**Prompt A:**
Rewrite everything in the Assembly passage from "Another option is" down to "believe us to be.", substituting "withdrawal" for "departure".
**Prompt B:**
According to the Assembly passage, how many pages of background and rationale come with any one of the overtures?
**Prompt C:**
Write the next part of the Assembly passage, picking up after its last sentence.

**Exercise passage:**
• • • • • • •
E. Numerous Calls for Social Action
It was mind-boggling how many overtures had to do with one or another social issues. There are at least two denominational committees whose full-time job it is to generate these overtures. Any one of the overtures comes with 30+ pages of background and rationale. To expect commissioners to comprehend as many as 25 of these study papers is unrealistic, and yet, they did. What is surprising is that the Assembly came to as balanced a position as it did on issues like Israel/Palestine (though many would still say the "Amman Call" is pro-Palestinian and anti-Israel), reporting relief of conscience dues stream for pastors’ medical/pension fund; the Iraq war; and more. In most of these cases, the initial overtures were radically progressive, but the committees and Assembly moderated them down to something that balanced out the disparity of views. More info. is available on specific topics.

What is Next?

In the coming weeks, I will be exploring the implications of this Assembly with our session, with other pastors and elders in our presbytery, and with leaders of the national renewal organizations.

One option is to be functionally independent – hunker down, put blinders on, and be the best local church we can be. This is not an option for me, and is not a long-term solution.

Another option is to begin considering departure to another denomination. There is great cost to this – including consuming a church’s focus for at least two years. There is also great potential to split the congregation. This is an absolute last resort for me and not where I believe us to be.
• • • • • • •
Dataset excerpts
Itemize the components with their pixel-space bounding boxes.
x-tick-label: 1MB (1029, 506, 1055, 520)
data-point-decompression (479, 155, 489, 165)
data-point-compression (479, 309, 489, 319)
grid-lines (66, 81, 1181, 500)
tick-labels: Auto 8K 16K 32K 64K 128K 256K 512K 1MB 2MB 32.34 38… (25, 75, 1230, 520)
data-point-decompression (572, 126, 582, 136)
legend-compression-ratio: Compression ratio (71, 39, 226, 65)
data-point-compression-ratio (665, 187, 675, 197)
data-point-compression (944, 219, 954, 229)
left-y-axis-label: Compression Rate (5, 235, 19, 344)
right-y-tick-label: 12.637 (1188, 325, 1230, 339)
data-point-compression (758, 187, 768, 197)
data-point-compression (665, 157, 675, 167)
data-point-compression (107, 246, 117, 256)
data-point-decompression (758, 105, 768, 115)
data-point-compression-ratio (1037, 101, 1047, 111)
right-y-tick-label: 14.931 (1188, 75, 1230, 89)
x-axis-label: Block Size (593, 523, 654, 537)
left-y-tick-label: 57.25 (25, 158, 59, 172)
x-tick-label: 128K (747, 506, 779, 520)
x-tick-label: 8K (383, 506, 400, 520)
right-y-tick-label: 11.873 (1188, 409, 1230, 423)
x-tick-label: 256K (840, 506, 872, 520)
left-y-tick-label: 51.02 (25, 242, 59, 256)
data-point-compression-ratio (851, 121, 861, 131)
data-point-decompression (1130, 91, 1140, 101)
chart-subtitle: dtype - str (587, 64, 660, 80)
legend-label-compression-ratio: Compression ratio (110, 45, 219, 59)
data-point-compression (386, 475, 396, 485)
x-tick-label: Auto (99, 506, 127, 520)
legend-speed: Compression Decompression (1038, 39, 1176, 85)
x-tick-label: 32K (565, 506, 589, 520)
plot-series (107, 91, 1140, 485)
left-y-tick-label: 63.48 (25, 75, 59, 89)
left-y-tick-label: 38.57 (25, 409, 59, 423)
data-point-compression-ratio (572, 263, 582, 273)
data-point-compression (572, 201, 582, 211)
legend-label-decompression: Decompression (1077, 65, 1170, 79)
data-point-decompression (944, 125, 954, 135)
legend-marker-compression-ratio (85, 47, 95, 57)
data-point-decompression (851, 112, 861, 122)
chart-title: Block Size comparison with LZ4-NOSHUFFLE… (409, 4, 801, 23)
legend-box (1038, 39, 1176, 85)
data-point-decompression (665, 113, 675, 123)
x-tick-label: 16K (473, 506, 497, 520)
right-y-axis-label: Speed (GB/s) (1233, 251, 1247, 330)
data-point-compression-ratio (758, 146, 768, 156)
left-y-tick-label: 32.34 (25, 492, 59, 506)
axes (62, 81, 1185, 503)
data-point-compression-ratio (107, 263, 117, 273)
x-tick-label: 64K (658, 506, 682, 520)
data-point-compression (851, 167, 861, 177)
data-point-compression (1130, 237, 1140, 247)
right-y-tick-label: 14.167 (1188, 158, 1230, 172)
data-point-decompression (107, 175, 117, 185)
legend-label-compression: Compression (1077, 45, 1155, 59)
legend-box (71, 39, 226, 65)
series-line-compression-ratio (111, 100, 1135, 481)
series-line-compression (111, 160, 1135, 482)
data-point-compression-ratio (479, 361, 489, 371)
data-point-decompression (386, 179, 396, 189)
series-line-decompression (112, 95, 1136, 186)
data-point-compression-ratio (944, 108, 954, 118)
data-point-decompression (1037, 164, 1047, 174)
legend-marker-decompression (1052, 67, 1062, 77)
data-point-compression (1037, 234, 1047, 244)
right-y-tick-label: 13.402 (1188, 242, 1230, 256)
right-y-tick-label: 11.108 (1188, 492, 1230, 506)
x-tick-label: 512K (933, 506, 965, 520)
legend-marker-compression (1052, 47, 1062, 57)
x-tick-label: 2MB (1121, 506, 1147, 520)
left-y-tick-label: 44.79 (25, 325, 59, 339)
• • • • • • •
**Your response A:**
Another option is to begin considering withdrawal to another denomination. There is great cost to this – including consuming a church’s focus for at least two years. There is also great potential to split the congregation. This is an absolute last resort for me and not where I believe us to be.

**Your response B:**
More than 30 pages (30+).

**Your response C:**
A third option involves some combination of finding a way to be both a change agent and faithful in ministry and mission within the PCUSA. For numerous reasons, I believe this to be my own calling and the journey Good Shepherd is on. In the coming weeks I will share more of my rationale, both corporately and in smaller settings. In many ways, this is the hardest path, but it is one I believe God has left open before us. I believe we are in a unique position to be an effective witness for Christ within the PCUSA while we continue our vital ministry in the neighborhood and to the world. I also believe that God used me in a specific and Spirit-directed way at the Assembly and I look forward to sharing that with you in more detail.

You’ll see variations of these positions from various churches and renewal groups. I’m including a link HERE if you want to read more about the Assembly or a particular renewal group.

Readers are invited and welcome to contact me for clarification or further conversation at robert@gspc.net.


Patrick said...

Thanks for the analysis Robert. I do feel that the interfaith resolution is perhaps more crucial than the sexuality issues. I am glad it was toned down, although it still calls us "to celebrate religious holidays together, setting aside days of worship during which there can be congregational suppers, and dialogue groups." In my mind common worship comes pretty close to syncretism. It dilutes Christian identity and borders on idolatry. It seems like this particular item got lost in the concern to remove the language about worshiping a common god.

My favorite social justice call is the encouragement for all good Presbyterians to "reduce consumption of meat because the production of grain fed to most livestock is fossil fuel-intensive and their waste emits methane, which is a potent greenhouse gas."

I guess since our family buys grass fed beef (instead of grain fed) from a local farmer we can stay Presbyterians for a while longer...provided, that is, we don't mind fasting this year during Ramadan.

Anonymous said...

hey robert!

this is tim from tennessee. i agree with your 3rd option being the one for me. would be interested in being part of the conversation in how to go about it, should you need another voice at whatever table you happen to be at.

hope you enjoy CLC - don't think i'm going to make it. maybe we'll catch up again one of these days and play some music together.


Bill Teng said...

I'm only 54, Robert ~ not that old yet ;-)

robert austell said...

Sorry, Bill... can I claim I was averaging the others ages?